Some records:
###

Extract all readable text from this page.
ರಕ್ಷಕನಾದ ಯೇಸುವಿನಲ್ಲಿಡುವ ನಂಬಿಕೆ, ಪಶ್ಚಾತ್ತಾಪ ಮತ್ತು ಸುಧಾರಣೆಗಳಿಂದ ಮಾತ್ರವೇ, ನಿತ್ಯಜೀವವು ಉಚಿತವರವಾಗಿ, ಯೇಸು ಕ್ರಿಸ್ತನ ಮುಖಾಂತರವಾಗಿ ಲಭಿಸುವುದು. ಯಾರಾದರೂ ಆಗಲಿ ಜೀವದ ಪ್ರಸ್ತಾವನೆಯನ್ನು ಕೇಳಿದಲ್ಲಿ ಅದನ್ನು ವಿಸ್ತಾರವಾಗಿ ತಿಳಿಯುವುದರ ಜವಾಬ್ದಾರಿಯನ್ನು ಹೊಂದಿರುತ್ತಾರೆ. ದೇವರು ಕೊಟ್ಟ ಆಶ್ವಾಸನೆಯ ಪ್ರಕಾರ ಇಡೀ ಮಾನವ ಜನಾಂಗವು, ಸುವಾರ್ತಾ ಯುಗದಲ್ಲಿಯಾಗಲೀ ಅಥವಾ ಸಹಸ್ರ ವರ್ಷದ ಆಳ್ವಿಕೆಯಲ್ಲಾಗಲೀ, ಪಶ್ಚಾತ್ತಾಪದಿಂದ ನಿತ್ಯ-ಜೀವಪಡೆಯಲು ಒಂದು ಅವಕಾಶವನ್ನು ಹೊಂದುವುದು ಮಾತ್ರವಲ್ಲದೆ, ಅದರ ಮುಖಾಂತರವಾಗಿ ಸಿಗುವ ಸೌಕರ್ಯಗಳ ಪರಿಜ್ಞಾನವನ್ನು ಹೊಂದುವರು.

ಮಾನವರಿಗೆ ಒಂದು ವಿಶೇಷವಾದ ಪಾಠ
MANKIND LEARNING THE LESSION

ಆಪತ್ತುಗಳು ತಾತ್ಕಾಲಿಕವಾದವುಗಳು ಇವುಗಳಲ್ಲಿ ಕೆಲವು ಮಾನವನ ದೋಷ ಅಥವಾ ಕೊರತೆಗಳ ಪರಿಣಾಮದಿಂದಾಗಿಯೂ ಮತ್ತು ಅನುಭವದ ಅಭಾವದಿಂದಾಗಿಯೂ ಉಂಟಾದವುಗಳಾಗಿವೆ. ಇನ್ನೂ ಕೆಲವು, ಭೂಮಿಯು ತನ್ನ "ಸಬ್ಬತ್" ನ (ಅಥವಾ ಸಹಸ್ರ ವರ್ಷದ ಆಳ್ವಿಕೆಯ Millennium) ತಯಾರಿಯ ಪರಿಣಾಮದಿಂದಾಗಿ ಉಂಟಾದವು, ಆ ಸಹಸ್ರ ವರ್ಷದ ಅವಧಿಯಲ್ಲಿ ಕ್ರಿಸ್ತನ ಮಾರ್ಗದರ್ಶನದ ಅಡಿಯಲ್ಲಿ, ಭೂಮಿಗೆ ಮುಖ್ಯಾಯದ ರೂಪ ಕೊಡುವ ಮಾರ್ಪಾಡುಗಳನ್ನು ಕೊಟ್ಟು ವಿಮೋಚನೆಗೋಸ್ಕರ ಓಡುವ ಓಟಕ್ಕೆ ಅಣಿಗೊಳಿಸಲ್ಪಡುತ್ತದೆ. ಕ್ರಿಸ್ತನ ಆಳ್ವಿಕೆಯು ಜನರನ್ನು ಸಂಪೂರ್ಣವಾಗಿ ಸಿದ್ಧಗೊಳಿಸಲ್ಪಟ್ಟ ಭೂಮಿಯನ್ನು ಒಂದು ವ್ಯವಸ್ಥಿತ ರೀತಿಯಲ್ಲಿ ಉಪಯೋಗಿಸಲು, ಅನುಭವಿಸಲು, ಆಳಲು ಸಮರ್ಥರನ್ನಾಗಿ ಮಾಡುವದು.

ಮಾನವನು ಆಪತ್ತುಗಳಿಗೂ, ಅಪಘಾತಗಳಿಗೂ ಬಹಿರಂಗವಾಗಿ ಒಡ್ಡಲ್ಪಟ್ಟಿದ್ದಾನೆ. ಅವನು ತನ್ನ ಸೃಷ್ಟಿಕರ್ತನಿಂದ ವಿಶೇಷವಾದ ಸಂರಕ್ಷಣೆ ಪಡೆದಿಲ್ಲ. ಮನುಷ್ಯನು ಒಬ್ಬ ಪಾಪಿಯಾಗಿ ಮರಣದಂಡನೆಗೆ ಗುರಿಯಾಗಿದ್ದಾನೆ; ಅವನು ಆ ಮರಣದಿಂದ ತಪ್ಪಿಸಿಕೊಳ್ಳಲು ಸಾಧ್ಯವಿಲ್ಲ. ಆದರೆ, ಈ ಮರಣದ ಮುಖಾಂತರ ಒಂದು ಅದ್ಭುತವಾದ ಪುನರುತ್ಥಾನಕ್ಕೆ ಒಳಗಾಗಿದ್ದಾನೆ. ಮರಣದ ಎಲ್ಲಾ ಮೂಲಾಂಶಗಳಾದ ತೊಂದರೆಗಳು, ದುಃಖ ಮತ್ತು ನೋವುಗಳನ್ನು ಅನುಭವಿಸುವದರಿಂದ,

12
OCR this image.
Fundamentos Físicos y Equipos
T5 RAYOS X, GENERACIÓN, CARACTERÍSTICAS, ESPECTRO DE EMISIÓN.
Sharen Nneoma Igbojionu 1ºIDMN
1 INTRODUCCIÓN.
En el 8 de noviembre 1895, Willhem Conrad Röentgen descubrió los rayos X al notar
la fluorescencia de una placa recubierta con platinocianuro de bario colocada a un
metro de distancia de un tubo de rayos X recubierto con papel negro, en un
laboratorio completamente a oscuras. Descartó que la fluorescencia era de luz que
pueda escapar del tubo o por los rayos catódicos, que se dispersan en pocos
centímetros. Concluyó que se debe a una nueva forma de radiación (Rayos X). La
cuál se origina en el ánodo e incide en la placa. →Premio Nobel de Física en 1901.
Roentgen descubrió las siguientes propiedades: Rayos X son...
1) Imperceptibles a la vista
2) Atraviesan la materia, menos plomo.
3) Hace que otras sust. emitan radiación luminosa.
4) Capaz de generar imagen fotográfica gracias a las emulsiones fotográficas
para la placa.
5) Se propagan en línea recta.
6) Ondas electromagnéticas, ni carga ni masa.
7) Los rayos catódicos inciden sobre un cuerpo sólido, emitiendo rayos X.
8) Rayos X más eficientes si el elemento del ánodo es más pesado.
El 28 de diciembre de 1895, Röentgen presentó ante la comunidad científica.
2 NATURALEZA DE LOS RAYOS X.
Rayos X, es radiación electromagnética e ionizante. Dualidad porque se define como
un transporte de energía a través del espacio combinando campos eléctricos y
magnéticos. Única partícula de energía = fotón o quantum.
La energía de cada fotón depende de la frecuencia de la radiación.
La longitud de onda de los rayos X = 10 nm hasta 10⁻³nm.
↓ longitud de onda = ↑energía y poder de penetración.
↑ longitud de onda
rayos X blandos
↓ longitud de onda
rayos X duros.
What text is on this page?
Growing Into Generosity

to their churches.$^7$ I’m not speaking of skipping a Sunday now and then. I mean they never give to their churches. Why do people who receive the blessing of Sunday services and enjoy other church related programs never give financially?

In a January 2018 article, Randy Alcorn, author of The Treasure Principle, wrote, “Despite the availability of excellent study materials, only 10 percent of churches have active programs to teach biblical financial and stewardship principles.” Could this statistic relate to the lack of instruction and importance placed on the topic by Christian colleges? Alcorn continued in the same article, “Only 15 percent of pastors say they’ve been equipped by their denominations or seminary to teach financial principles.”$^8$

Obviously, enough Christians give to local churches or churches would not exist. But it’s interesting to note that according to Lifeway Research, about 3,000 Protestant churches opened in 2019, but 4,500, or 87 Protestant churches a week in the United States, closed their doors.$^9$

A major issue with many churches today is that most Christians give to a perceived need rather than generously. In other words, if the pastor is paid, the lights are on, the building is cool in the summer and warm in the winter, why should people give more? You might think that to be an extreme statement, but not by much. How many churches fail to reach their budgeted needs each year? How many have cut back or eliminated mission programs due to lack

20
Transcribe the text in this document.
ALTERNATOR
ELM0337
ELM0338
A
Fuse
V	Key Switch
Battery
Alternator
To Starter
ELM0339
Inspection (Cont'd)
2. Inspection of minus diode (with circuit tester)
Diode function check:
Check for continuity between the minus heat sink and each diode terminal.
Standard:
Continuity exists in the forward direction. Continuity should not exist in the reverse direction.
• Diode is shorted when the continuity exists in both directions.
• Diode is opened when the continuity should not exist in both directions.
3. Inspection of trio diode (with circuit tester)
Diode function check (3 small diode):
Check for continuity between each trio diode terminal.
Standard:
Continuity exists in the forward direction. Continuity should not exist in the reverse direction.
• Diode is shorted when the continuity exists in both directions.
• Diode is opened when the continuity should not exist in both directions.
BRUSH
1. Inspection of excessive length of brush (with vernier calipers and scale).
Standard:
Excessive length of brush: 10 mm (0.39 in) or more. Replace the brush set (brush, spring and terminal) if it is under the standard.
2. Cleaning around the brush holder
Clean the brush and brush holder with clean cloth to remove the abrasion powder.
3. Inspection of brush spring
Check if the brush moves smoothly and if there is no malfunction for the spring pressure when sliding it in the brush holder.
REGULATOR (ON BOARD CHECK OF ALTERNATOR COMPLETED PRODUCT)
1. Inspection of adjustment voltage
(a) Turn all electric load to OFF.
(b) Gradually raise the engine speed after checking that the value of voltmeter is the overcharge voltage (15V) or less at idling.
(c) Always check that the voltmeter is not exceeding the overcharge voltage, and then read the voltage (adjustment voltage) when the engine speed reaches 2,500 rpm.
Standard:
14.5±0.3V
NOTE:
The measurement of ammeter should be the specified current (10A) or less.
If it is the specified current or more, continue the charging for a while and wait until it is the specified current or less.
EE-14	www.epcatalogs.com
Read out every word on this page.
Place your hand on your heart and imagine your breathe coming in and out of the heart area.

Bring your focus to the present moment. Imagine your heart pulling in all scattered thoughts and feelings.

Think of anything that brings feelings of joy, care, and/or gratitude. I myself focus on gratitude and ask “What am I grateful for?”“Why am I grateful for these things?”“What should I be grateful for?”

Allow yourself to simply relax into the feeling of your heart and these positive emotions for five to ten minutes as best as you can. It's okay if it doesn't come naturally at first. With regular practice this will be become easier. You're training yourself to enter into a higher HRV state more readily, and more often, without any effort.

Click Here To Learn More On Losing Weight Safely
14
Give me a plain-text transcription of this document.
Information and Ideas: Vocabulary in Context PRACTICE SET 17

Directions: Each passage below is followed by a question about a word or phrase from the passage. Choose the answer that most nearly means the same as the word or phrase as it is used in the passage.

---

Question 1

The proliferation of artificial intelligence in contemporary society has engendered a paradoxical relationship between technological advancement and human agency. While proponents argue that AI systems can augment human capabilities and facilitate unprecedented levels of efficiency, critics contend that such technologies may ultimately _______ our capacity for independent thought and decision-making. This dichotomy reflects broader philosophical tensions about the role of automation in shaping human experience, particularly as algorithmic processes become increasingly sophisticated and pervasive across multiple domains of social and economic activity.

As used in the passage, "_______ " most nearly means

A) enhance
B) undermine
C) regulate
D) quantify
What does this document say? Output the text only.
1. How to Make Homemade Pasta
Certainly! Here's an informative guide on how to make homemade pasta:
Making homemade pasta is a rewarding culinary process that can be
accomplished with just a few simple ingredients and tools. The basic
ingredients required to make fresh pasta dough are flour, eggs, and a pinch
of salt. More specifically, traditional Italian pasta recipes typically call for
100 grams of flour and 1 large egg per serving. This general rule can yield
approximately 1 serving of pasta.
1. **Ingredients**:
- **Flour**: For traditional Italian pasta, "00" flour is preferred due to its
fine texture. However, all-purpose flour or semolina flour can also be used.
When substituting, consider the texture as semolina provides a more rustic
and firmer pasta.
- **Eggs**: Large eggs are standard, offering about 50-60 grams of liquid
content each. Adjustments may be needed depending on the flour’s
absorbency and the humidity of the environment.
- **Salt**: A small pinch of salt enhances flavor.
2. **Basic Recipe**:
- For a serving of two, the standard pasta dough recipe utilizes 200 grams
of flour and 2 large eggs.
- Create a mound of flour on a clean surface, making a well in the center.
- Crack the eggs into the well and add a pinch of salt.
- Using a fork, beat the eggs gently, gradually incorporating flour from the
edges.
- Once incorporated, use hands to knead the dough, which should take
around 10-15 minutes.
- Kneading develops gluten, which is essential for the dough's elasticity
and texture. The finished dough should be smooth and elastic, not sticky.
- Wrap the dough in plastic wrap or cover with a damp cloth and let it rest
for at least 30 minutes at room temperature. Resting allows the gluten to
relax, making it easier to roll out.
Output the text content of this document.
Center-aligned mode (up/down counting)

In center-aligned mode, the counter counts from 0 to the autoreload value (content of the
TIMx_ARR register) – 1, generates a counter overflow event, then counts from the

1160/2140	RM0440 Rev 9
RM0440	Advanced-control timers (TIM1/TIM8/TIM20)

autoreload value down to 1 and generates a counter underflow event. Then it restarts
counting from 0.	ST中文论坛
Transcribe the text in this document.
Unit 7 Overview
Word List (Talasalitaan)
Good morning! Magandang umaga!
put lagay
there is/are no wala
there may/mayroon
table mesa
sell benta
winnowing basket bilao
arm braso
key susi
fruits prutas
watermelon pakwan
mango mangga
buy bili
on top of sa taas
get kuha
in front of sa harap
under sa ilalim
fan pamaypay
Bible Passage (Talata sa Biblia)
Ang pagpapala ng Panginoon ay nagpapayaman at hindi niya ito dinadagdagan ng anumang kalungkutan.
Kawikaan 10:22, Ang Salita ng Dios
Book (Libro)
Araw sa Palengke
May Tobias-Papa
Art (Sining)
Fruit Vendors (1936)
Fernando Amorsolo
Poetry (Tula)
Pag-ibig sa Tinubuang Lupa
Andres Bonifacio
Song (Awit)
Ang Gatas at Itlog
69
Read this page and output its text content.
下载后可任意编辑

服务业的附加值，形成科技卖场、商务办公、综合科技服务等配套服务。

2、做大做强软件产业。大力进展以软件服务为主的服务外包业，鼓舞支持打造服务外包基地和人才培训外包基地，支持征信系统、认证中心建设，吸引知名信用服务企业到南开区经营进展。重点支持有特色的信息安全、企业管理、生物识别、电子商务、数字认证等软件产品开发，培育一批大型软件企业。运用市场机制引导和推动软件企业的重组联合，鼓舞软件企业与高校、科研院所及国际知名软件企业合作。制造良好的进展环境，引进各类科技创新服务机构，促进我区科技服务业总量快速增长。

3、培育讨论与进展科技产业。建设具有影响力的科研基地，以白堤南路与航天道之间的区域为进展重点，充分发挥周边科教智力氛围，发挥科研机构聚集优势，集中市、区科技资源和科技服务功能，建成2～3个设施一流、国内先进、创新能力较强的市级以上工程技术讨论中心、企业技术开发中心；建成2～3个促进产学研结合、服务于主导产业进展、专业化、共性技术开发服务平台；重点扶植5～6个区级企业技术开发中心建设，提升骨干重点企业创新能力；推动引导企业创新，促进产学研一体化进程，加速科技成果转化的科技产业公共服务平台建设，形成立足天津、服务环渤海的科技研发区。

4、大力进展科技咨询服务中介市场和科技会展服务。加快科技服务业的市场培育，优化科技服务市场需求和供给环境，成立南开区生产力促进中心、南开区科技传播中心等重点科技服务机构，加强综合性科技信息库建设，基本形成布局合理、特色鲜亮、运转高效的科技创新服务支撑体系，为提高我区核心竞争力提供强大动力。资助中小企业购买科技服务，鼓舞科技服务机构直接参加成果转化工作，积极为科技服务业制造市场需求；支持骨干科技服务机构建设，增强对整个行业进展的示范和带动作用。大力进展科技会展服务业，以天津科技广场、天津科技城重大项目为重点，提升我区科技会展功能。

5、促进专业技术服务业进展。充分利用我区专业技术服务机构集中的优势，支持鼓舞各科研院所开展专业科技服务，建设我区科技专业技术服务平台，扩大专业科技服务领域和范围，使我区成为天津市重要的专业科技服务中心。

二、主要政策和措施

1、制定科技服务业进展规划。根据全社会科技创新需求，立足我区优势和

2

###

## Task directions
Only the number is wanted: how many lines in the preceding entries hold the string "generates"?

## Full output
2